Work to be completed —
Starting at the line with "What does this", return every line through the final one of the data, word for word. Pictures stay out.

[Collected data entries]
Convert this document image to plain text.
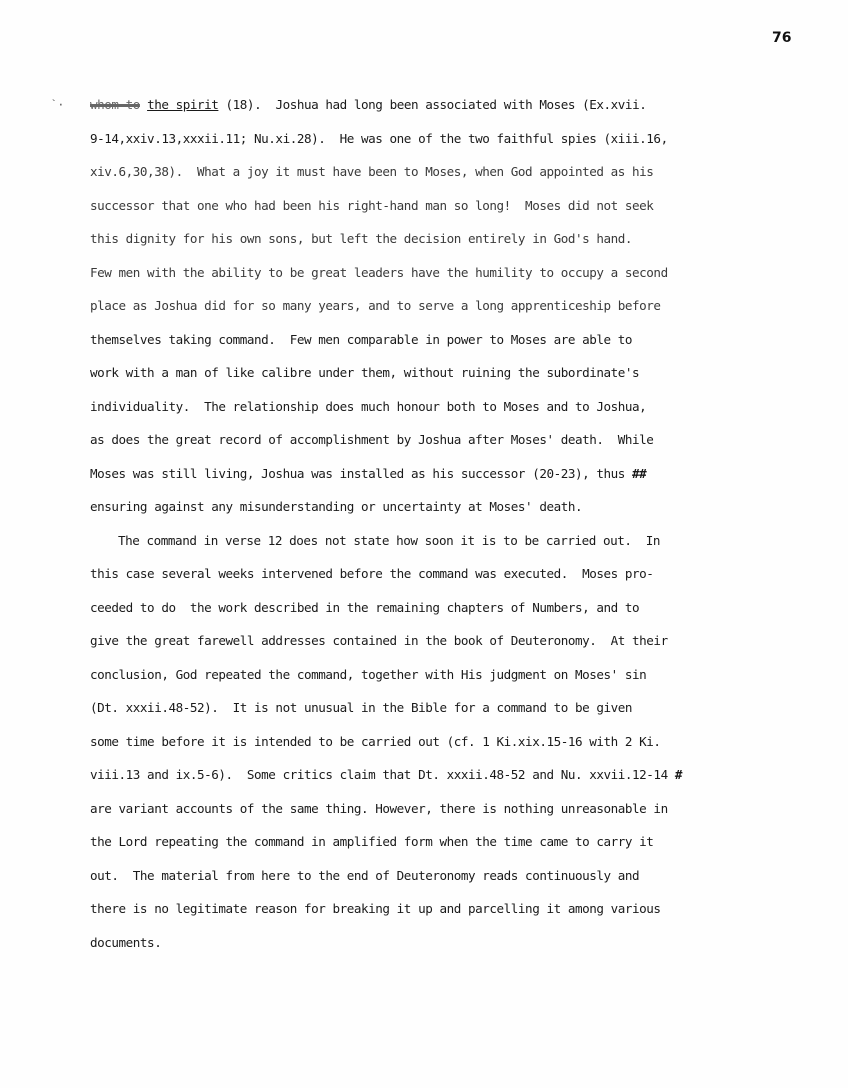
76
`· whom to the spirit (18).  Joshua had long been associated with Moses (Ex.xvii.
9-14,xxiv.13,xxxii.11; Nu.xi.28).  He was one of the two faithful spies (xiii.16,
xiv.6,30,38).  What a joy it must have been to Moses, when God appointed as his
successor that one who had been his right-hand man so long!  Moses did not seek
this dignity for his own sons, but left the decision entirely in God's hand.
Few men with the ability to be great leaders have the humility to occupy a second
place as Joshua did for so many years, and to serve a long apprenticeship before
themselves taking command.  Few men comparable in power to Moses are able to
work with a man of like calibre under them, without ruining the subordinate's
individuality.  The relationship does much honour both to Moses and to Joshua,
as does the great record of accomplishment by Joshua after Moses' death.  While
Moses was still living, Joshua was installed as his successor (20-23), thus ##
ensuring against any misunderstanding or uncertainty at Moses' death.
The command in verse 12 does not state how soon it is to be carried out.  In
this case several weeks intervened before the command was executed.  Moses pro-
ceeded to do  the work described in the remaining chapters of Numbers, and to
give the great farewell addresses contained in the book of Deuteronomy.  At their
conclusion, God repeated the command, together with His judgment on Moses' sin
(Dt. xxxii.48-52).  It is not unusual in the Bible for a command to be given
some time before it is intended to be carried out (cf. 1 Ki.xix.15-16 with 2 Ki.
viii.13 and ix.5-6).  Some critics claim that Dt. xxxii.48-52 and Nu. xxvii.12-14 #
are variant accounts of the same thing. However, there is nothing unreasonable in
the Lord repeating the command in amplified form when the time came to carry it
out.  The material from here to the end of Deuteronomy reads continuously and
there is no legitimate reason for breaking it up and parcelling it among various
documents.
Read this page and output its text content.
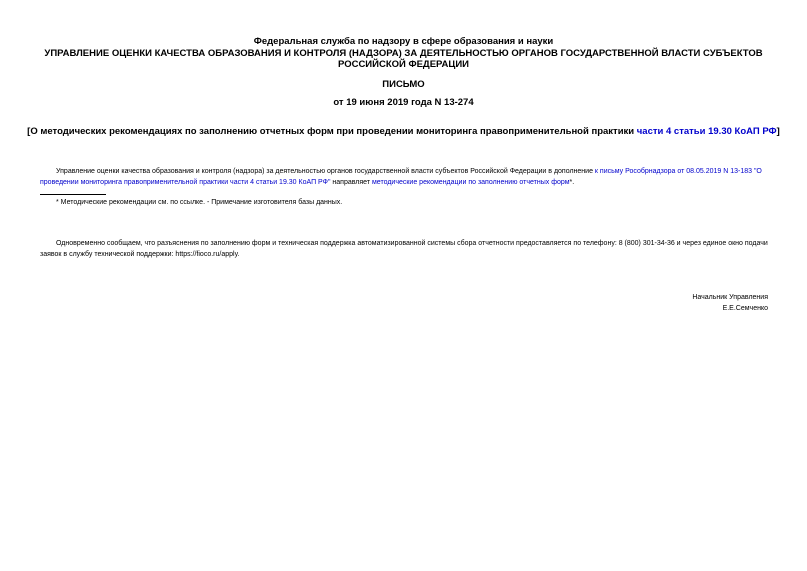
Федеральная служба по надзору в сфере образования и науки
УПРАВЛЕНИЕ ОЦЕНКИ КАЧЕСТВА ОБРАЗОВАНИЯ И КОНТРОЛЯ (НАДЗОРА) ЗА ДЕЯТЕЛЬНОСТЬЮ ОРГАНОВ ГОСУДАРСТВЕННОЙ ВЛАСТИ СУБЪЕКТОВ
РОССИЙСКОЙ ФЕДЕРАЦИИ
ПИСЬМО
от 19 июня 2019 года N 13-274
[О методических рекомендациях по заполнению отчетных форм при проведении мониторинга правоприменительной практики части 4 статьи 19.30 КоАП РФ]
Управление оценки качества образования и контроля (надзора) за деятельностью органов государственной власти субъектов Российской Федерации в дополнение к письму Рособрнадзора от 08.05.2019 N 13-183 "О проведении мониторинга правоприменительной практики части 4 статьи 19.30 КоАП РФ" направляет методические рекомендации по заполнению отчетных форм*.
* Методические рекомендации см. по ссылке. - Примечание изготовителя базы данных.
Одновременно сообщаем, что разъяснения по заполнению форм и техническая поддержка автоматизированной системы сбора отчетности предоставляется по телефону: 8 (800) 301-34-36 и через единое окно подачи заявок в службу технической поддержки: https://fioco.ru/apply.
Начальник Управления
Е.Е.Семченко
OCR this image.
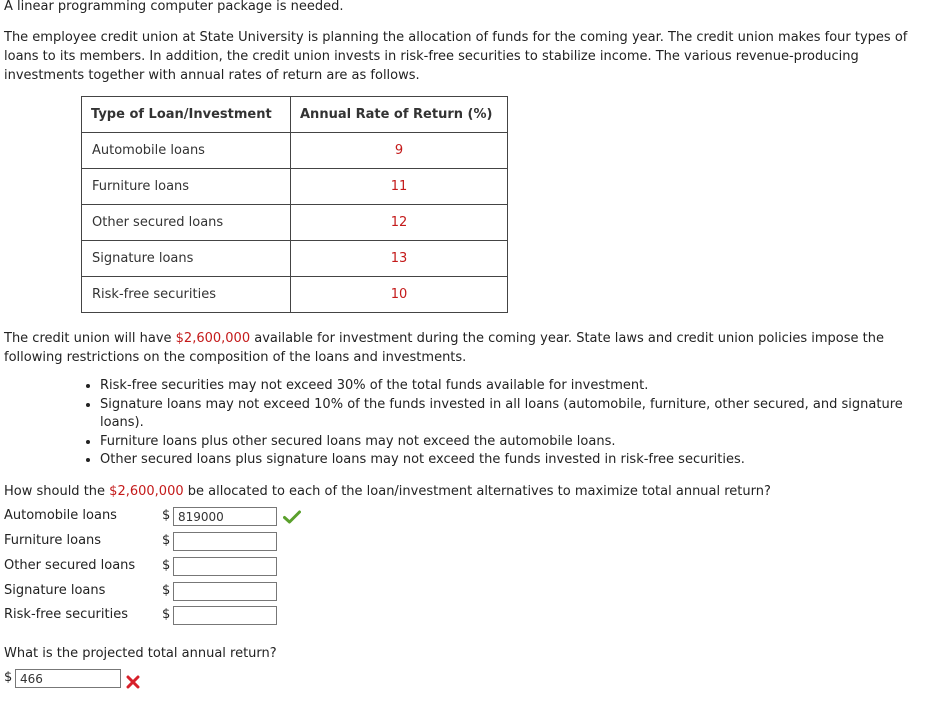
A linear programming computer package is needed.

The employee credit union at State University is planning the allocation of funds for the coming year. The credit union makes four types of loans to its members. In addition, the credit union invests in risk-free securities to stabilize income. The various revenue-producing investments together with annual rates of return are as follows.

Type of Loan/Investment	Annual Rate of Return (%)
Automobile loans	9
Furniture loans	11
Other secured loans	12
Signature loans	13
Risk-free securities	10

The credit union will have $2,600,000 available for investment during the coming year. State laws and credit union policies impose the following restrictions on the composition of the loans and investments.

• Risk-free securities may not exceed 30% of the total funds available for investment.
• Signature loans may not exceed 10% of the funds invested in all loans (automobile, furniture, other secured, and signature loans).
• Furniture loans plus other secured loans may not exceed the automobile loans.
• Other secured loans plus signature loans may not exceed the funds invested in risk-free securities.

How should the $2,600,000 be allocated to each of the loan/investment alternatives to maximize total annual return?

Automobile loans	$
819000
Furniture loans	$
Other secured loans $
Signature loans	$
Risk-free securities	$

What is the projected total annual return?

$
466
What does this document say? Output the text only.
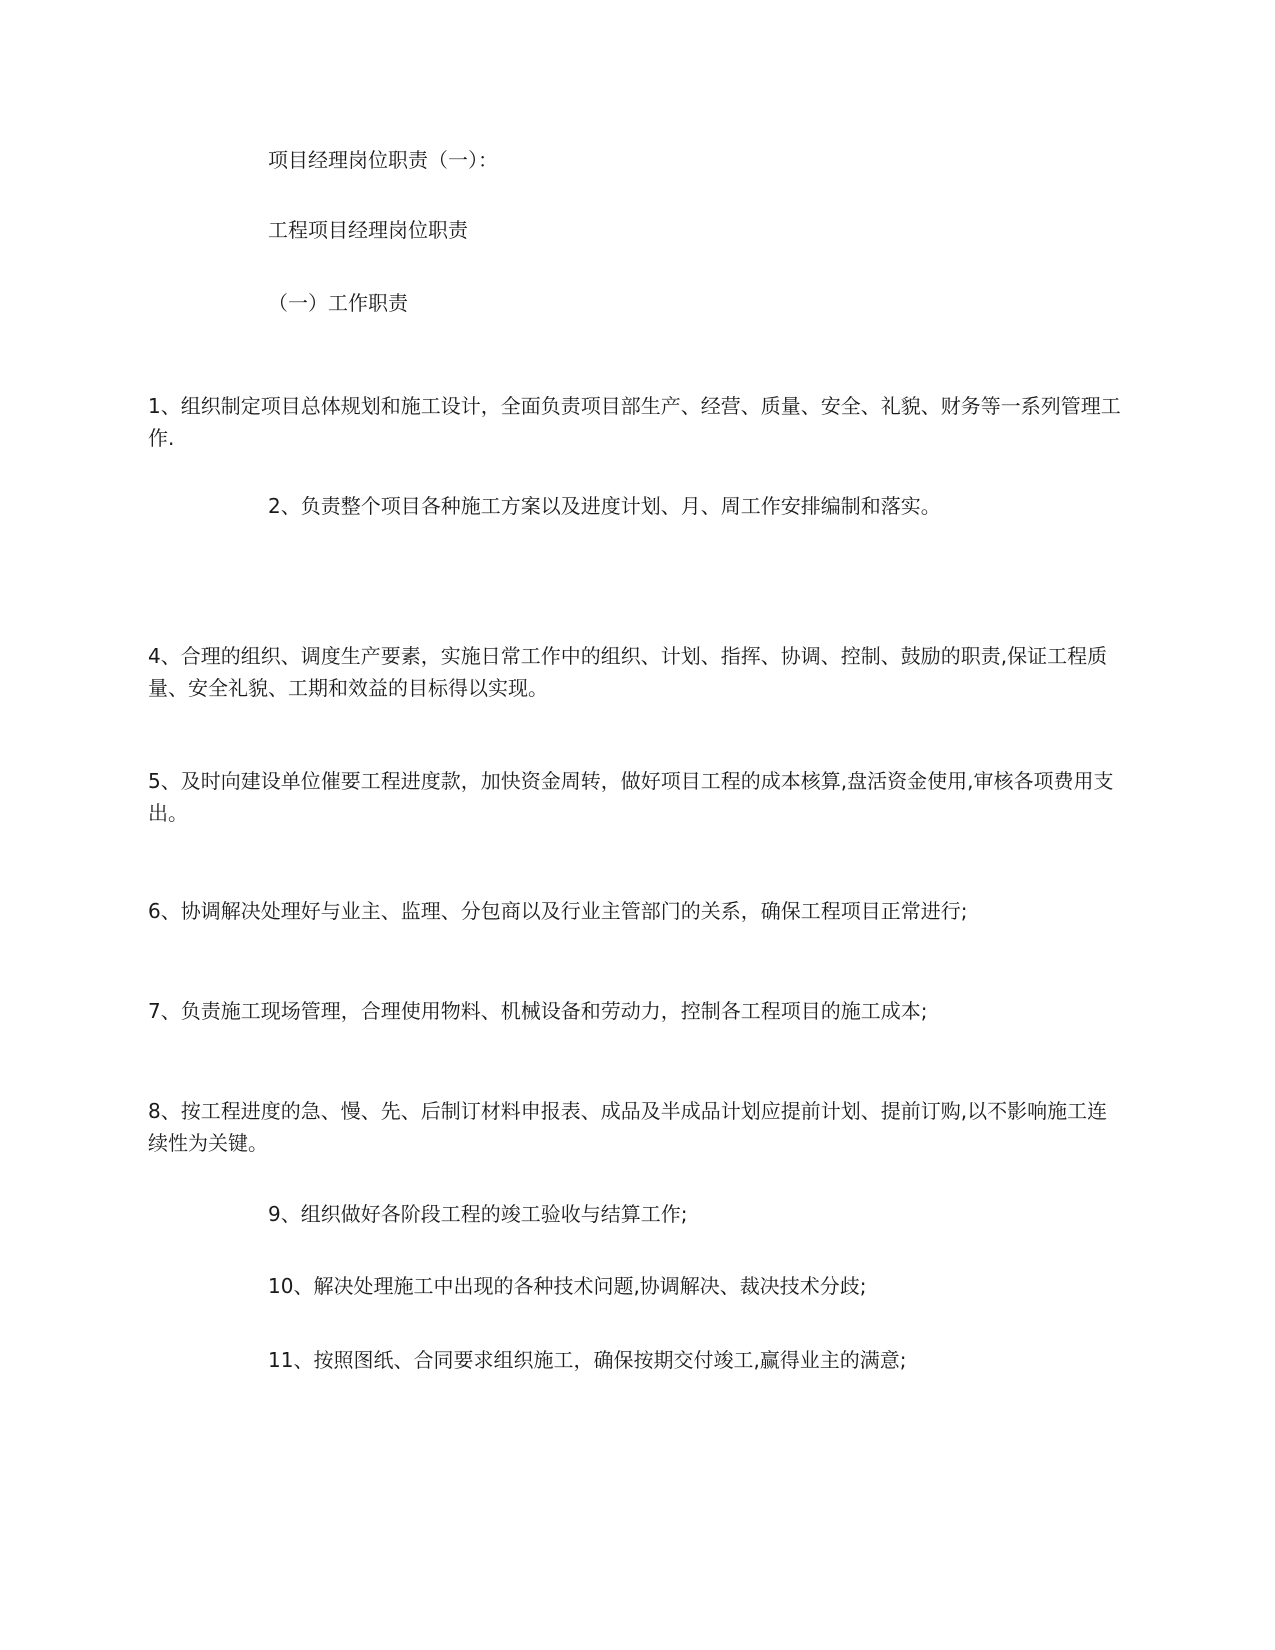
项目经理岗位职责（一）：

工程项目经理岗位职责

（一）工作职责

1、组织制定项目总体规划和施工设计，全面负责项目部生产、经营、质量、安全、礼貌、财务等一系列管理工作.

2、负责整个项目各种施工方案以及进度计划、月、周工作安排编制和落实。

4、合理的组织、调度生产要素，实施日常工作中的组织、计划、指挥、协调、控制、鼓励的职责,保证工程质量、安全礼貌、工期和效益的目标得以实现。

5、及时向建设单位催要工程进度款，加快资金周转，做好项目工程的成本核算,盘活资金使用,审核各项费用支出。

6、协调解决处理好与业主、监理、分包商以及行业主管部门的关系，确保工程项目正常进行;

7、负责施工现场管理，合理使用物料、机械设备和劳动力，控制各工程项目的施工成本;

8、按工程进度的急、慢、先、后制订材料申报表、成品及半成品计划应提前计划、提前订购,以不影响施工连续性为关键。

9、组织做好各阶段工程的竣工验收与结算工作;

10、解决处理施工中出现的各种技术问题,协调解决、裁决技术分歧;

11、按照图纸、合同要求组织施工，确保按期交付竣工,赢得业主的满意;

Full response —
What does this document say? Output the text only.
项目经理岗位职责（一）：

工程项目经理岗位职责

（一）工作职责

1、组织制定项目总体规划和施工设计，全面负责项目部生产、经营、质量、安全、礼貌、财务等一系列管理工作.

2、负责整个项目各种施工方案以及进度计划、月、周工作安排编制和落实。

4、合理的组织、调度生产要素，实施日常工作中的组织、计划、指挥、协调、控制、鼓励的职责,保证工程质量、安全礼貌、工期和效益的目标得以实现。

5、及时向建设单位催要工程进度款，加快资金周转，做好项目工程的成本核算,盘活资金使用,审核各项费用支出。

6、协调解决处理好与业主、监理、分包商以及行业主管部门的关系，确保工程项目正常进行;

7、负责施工现场管理，合理使用物料、机械设备和劳动力，控制各工程项目的施工成本;

8、按工程进度的急、慢、先、后制订材料申报表、成品及半成品计划应提前计划、提前订购,以不影响施工连续性为关键。

9、组织做好各阶段工程的竣工验收与结算工作;

10、解决处理施工中出现的各种技术问题,协调解决、裁决技术分歧;

11、按照图纸、合同要求组织施工，确保按期交付竣工,赢得业主的满意;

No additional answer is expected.